▶ **EXCERPTED RECORDS**
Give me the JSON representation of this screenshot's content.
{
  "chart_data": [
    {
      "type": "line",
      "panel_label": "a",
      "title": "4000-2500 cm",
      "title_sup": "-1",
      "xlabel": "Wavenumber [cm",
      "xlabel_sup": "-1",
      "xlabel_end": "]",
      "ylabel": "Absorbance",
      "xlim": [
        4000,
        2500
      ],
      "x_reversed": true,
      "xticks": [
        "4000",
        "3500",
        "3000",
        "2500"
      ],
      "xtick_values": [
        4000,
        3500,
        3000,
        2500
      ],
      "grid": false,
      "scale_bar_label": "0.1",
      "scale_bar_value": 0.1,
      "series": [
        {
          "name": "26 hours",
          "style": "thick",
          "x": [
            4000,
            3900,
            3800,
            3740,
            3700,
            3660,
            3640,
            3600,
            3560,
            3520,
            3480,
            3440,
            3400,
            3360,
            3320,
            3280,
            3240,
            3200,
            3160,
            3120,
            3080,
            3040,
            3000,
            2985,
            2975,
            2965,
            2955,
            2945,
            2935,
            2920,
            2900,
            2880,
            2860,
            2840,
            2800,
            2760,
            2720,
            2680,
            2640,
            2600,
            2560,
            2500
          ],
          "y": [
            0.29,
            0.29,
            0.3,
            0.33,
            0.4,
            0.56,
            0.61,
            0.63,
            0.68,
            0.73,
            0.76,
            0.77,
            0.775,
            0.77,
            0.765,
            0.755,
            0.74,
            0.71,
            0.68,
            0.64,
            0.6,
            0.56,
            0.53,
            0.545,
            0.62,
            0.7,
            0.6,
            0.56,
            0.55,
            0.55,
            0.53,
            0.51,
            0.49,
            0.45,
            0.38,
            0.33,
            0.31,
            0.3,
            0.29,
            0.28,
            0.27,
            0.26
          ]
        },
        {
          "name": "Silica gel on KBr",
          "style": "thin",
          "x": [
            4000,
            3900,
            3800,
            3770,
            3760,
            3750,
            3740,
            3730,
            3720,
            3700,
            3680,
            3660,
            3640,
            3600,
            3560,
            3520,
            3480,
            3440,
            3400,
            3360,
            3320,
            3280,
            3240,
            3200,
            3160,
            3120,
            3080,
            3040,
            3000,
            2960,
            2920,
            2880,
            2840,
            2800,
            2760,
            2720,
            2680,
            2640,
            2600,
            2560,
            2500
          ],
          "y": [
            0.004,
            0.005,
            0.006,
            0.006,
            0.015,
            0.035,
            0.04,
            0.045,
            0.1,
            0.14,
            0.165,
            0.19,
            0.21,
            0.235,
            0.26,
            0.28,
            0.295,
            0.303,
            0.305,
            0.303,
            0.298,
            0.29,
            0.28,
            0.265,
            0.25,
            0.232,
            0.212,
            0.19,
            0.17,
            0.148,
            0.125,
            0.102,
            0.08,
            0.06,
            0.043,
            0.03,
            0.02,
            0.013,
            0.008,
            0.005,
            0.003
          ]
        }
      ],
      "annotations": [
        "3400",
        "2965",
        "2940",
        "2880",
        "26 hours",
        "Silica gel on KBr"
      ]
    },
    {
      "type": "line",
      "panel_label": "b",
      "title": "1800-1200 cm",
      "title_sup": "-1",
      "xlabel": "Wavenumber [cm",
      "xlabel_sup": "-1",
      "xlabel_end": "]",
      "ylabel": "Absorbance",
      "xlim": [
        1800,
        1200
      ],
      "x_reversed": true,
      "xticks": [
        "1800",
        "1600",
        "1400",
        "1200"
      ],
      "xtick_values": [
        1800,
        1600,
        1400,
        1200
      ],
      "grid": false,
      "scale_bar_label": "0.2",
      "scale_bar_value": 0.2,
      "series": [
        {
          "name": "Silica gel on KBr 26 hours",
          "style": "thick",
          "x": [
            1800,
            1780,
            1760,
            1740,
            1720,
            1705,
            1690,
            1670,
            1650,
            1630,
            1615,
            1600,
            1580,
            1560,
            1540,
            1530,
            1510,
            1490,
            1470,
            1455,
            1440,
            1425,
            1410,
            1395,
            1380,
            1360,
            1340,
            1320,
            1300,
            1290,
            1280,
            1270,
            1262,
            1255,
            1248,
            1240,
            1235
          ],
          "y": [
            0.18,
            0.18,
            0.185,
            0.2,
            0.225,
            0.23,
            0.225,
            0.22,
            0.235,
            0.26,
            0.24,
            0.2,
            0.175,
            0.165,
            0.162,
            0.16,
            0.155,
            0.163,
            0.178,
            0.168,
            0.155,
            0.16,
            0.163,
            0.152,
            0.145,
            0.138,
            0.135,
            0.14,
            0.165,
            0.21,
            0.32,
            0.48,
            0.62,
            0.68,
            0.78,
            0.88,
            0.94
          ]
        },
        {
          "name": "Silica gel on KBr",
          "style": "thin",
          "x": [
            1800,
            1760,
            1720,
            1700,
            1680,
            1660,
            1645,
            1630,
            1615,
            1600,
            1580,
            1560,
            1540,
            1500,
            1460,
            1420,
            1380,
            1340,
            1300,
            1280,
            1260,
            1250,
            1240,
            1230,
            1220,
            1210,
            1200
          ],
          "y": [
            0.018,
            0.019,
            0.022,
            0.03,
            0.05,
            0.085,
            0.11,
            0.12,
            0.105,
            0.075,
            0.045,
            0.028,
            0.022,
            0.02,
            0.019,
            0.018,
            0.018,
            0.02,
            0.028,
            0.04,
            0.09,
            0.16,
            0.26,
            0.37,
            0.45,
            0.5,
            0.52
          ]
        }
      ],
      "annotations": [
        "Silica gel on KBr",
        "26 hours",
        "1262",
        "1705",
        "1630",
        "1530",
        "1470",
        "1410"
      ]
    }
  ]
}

▶ **STATED GOAL**
Return every entry verbatim.

▶ **RESPONSE TO THE EXERCISE**
Give me the JSON representation of this screenshot's content.
{
  "chart_data": [
    {
      "type": "line",
      "panel_label": "a",
      "title": "4000-2500 cm",
      "title_sup": "-1",
      "xlabel": "Wavenumber [cm",
      "xlabel_sup": "-1",
      "xlabel_end": "]",
      "ylabel": "Absorbance",
      "xlim": [
        4000,
        2500
      ],
      "x_reversed": true,
      "xticks": [
        "4000",
        "3500",
        "3000",
        "2500"
      ],
      "xtick_values": [
        4000,
        3500,
        3000,
        2500
      ],
      "grid": false,
      "scale_bar_label": "0.1",
      "scale_bar_value": 0.1,
      "series": [
        {
          "name": "26 hours",
          "style": "thick",
          "x": [
            4000,
            3900,
            3800,
            3740,
            3700,
            3660,
            3640,
            3600,
            3560,
            3520,
            3480,
            3440,
            3400,
            3360,
            3320,
            3280,
            3240,
            3200,
            3160,
            3120,
            3080,
            3040,
            3000,
            2985,
            2975,
            2965,
            2955,
            2945,
            2935,
            2920,
            2900,
            2880,
            2860,
            2840,
            2800,
            2760,
            2720,
            2680,
            2640,
            2600,
            2560,
            2500
          ],
          "y": [
            0.29,
            0.29,
            0.3,
            0.33,
            0.4,
            0.56,
            0.61,
            0.63,
            0.68,
            0.73,
            0.76,
            0.77,
            0.775,
            0.77,
            0.765,
            0.755,
            0.74,
            0.71,
            0.68,
            0.64,
            0.6,
            0.56,
            0.53,
            0.545,
            0.62,
            0.7,
            0.6,
            0.56,
            0.55,
            0.55,
            0.53,
            0.51,
            0.49,
            0.45,
            0.38,
            0.33,
            0.31,
            0.3,
            0.29,
            0.28,
            0.27,
            0.26
          ]
        },
        {
          "name": "Silica gel on KBr",
          "style": "thin",
          "x": [
            4000,
            3900,
            3800,
            3770,
            3760,
            3750,
            3740,
            3730,
            3720,
            3700,
            3680,
            3660,
            3640,
            3600,
            3560,
            3520,
            3480,
            3440,
            3400,
            3360,
            3320,
            3280,
            3240,
            3200,
            3160,
            3120,
            3080,
            3040,
            3000,
            2960,
            2920,
            2880,
            2840,
            2800,
            2760,
            2720,
            2680,
            2640,
            2600,
            2560,
            2500
          ],
          "y": [
            0.004,
            0.005,
            0.006,
            0.006,
            0.015,
            0.035,
            0.04,
            0.045,
            0.1,
            0.14,
            0.165,
            0.19,
            0.21,
            0.235,
            0.26,
            0.28,
            0.295,
            0.303,
            0.305,
            0.303,
            0.298,
            0.29,
            0.28,
            0.265,
            0.25,
            0.232,
            0.212,
            0.19,
            0.17,
            0.148,
            0.125,
            0.102,
            0.08,
            0.06,
            0.043,
            0.03,
            0.02,
            0.013,
            0.008,
            0.005,
            0.003
          ]
        }
      ],
      "annotations": [
        "3400",
        "2965",
        "2940",
        "2880",
        "26 hours",
        "Silica gel on KBr"
      ]
    },
    {
      "type": "line",
      "panel_label": "b",
      "title": "1800-1200 cm",
      "title_sup": "-1",
      "xlabel": "Wavenumber [cm",
      "xlabel_sup": "-1",
      "xlabel_end": "]",
      "ylabel": "Absorbance",
      "xlim": [
        1800,
        1200
      ],
      "x_reversed": true,
      "xticks": [
        "1800",
        "1600",
        "1400",
        "1200"
      ],
      "xtick_values": [
        1800,
        1600,
        1400,
        1200
      ],
      "grid": false,
      "scale_bar_label": "0.2",
      "scale_bar_value": 0.2,
      "series": [
        {
          "name": "Silica gel on KBr 26 hours",
          "style": "thick",
          "x": [
            1800,
            1780,
            1760,
            1740,
            1720,
            1705,
            1690,
            1670,
            1650,
            1630,
            1615,
            1600,
            1580,
            1560,
            1540,
            1530,
            1510,
            1490,
            1470,
            1455,
            1440,
            1425,
            1410,
            1395,
            1380,
            1360,
            1340,
            1320,
            1300,
            1290,
            1280,
            1270,
            1262,
            1255,
            1248,
            1240,
            1235
          ],
          "y": [
            0.18,
            0.18,
            0.185,
            0.2,
            0.225,
            0.23,
            0.225,
            0.22,
            0.235,
            0.26,
            0.24,
            0.2,
            0.175,
            0.165,
            0.162,
            0.16,
            0.155,
            0.163,
            0.178,
            0.168,
            0.155,
            0.16,
            0.163,
            0.152,
            0.145,
            0.138,
            0.135,
            0.14,
            0.165,
            0.21,
            0.32,
            0.48,
            0.62,
            0.68,
            0.78,
            0.88,
            0.94
          ]
        },
        {
          "name": "Silica gel on KBr",
          "style": "thin",
          "x": [
            1800,
            1760,
            1720,
            1700,
            1680,
            1660,
            1645,
            1630,
            1615,
            1600,
            1580,
            1560,
            1540,
            1500,
            1460,
            1420,
            1380,
            1340,
            1300,
            1280,
            1260,
            1250,
            1240,
            1230,
            1220,
            1210,
            1200
          ],
          "y": [
            0.018,
            0.019,
            0.022,
            0.03,
            0.05,
            0.085,
            0.11,
            0.12,
            0.105,
            0.075,
            0.045,
            0.028,
            0.022,
            0.02,
            0.019,
            0.018,
            0.018,
            0.02,
            0.028,
            0.04,
            0.09,
            0.16,
            0.26,
            0.37,
            0.45,
            0.5,
            0.52
          ]
        }
      ],
      "annotations": [
        "Silica gel on KBr",
        "26 hours",
        "1262",
        "1705",
        "1630",
        "1530",
        "1470",
        "1410"
      ]
    }
  ]
}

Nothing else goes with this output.